- EXERCISE DETAILS
Work through the data below line by line and say how many lines hold "保持电阻不变"; give only the number.

- INFORMATION GIVEN

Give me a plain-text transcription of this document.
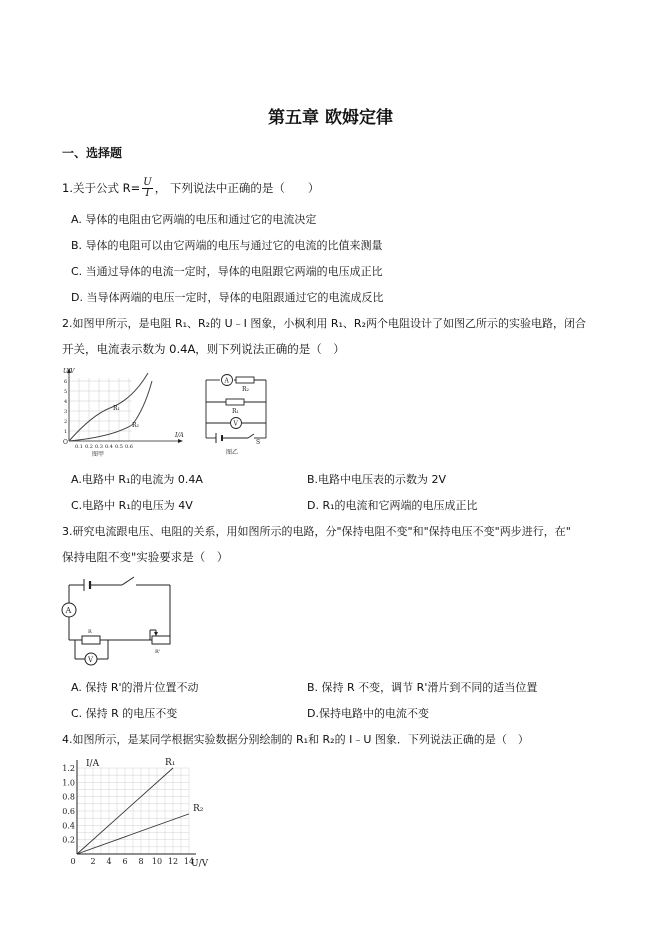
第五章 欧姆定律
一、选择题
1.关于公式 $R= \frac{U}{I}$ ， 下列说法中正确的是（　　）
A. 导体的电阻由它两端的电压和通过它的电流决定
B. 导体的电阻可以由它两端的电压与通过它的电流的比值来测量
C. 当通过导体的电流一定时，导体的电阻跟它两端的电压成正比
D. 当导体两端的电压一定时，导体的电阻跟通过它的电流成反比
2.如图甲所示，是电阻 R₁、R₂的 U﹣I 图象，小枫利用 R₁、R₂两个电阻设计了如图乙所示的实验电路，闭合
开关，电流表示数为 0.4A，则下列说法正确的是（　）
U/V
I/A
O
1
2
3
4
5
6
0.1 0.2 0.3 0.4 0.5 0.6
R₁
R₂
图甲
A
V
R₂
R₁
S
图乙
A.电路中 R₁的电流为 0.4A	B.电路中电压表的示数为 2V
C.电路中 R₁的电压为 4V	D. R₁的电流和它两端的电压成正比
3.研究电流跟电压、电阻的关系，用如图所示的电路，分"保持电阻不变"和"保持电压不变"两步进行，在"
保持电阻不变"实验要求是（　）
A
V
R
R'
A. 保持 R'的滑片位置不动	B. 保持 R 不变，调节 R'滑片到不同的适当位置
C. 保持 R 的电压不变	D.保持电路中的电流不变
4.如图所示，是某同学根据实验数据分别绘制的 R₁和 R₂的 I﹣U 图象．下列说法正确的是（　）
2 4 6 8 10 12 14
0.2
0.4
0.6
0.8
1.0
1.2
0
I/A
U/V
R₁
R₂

- THE REPLY
2